Written problem - Filter this data down to the lines that hold "JSON", and copy them.

━━━ Stored data

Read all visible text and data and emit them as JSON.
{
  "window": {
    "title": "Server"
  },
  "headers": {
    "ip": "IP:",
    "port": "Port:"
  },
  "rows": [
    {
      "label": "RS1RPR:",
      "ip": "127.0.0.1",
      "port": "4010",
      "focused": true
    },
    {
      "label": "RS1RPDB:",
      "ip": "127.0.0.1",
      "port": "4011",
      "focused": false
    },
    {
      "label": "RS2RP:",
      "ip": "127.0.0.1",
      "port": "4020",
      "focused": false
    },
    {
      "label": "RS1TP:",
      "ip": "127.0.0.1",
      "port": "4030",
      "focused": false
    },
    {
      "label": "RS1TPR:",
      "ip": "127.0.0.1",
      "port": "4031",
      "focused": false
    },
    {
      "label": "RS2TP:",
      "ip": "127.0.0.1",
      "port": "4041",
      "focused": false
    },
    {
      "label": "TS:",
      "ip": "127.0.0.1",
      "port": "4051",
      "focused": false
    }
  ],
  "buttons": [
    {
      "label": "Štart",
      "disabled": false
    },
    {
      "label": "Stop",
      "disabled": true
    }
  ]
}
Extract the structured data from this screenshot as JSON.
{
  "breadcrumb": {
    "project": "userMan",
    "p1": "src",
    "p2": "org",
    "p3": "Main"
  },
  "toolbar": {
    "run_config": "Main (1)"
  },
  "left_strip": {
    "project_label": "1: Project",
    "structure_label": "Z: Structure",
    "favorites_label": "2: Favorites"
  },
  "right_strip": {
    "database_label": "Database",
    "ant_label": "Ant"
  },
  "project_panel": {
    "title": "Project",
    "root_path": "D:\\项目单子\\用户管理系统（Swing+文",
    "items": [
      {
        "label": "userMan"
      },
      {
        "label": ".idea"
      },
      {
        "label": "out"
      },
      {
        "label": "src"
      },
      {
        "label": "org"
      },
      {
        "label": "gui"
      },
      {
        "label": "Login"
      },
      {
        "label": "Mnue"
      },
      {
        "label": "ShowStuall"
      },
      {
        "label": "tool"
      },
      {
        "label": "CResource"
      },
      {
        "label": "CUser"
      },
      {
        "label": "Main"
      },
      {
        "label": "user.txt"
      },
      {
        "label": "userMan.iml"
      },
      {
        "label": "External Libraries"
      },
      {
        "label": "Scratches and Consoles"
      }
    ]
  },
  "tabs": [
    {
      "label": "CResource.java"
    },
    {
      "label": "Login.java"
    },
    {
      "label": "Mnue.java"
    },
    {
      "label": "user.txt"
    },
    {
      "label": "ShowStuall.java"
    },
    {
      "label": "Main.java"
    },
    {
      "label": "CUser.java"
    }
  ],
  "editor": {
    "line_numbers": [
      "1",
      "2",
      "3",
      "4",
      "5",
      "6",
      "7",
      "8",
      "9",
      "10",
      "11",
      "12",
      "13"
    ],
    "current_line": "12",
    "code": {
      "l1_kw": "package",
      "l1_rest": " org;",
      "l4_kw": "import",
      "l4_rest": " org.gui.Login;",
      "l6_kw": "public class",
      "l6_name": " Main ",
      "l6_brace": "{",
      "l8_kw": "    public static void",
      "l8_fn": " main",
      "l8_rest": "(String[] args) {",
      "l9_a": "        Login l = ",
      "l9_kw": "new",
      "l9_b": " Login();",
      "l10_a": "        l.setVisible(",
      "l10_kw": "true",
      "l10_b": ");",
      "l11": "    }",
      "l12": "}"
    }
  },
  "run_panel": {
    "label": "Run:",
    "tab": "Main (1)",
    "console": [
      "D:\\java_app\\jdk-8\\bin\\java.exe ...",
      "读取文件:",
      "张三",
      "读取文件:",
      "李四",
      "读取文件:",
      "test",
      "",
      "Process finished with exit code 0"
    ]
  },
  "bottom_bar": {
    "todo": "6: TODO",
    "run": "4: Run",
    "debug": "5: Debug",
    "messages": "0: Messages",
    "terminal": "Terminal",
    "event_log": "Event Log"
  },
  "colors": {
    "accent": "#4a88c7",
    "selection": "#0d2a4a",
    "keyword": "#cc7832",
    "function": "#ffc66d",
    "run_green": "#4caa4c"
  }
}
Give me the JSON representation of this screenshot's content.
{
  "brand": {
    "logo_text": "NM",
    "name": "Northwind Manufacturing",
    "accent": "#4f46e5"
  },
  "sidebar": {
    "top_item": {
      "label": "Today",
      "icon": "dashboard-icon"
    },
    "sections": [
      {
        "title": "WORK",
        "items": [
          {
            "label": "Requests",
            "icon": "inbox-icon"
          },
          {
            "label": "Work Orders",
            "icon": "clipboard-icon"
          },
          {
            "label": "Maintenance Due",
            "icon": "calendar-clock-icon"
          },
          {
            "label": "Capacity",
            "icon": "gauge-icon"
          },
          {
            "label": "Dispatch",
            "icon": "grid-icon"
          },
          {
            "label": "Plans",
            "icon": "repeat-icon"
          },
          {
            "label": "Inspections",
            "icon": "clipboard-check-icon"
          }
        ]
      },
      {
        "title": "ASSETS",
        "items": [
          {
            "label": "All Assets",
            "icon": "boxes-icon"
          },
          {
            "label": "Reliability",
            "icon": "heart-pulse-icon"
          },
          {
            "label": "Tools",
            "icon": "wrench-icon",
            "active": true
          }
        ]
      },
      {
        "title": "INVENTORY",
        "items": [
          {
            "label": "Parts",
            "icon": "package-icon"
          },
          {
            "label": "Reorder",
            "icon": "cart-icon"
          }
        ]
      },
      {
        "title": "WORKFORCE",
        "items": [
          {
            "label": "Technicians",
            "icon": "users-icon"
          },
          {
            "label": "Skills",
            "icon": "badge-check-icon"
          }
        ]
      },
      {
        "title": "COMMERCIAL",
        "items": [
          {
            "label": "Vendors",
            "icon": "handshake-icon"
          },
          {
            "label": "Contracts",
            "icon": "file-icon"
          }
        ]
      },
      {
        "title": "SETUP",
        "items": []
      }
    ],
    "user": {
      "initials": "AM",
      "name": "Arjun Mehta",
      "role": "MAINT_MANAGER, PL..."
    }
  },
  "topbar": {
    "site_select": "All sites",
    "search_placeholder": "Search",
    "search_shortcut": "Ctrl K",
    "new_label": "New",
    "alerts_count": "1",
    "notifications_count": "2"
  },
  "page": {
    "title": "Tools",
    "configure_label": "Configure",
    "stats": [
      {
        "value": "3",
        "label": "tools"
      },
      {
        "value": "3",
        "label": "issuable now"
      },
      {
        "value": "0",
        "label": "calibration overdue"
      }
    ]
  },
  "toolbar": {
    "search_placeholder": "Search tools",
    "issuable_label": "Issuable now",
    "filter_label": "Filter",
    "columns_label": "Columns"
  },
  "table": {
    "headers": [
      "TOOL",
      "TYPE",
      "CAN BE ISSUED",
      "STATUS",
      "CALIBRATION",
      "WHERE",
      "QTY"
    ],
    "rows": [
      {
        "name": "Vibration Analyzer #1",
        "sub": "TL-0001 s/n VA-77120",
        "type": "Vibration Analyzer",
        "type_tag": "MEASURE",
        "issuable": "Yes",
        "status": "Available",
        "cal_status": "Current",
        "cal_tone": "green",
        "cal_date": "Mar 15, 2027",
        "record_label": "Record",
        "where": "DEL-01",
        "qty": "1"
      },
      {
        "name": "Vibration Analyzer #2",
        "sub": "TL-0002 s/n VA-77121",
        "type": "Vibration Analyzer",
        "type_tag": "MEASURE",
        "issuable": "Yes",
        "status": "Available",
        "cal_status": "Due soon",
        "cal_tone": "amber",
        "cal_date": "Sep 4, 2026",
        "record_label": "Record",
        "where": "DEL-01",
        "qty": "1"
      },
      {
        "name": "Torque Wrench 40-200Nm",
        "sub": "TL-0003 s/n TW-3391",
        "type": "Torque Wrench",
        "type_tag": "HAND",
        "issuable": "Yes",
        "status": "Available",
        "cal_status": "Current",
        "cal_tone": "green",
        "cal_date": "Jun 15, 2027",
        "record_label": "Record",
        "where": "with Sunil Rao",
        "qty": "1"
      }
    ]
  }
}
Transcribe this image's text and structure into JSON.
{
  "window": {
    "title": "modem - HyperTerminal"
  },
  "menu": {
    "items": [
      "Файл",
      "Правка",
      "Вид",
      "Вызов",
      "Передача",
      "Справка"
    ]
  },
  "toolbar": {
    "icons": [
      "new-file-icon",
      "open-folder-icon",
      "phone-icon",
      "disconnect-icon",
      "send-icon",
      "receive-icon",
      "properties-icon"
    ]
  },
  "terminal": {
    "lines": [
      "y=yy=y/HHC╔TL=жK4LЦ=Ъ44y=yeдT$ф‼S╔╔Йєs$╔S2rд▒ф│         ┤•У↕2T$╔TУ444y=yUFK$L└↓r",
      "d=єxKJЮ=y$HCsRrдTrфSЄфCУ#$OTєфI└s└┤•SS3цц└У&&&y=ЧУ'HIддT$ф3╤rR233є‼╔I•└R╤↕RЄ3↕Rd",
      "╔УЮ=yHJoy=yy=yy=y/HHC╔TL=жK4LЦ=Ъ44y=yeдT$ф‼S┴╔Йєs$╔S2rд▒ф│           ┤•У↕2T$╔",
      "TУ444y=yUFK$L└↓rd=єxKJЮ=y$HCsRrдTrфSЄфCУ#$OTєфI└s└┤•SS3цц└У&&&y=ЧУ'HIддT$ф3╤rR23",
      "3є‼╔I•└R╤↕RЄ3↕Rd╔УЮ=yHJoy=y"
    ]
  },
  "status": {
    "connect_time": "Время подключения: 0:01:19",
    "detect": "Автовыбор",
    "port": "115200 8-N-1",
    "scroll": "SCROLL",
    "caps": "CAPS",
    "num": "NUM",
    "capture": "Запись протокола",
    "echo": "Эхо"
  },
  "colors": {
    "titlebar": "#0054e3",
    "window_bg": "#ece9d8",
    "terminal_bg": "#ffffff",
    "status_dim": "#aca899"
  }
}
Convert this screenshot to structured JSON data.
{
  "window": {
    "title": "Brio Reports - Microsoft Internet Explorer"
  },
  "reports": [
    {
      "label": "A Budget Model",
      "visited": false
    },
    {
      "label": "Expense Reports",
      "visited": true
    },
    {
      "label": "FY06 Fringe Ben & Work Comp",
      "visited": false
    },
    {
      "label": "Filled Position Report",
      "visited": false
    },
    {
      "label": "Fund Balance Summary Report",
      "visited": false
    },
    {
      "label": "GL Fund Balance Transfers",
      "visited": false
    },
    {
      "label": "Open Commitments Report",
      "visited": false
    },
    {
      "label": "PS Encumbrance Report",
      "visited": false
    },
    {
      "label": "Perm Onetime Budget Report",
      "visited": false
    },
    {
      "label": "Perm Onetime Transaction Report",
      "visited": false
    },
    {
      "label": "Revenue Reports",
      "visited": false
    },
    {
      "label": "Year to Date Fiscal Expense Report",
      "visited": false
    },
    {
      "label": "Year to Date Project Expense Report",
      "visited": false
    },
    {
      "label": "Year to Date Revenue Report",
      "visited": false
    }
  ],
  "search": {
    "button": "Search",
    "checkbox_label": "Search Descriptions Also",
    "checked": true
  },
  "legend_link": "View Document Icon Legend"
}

━━━━━━

The output -
Read all visible text and data and emit them as JSON.
Extract the structured data from this screenshot as JSON.
Give me the JSON representation of this screenshot's content.
Transcribe this image's text and structure into JSON.
Convert this screenshot to structured JSON data.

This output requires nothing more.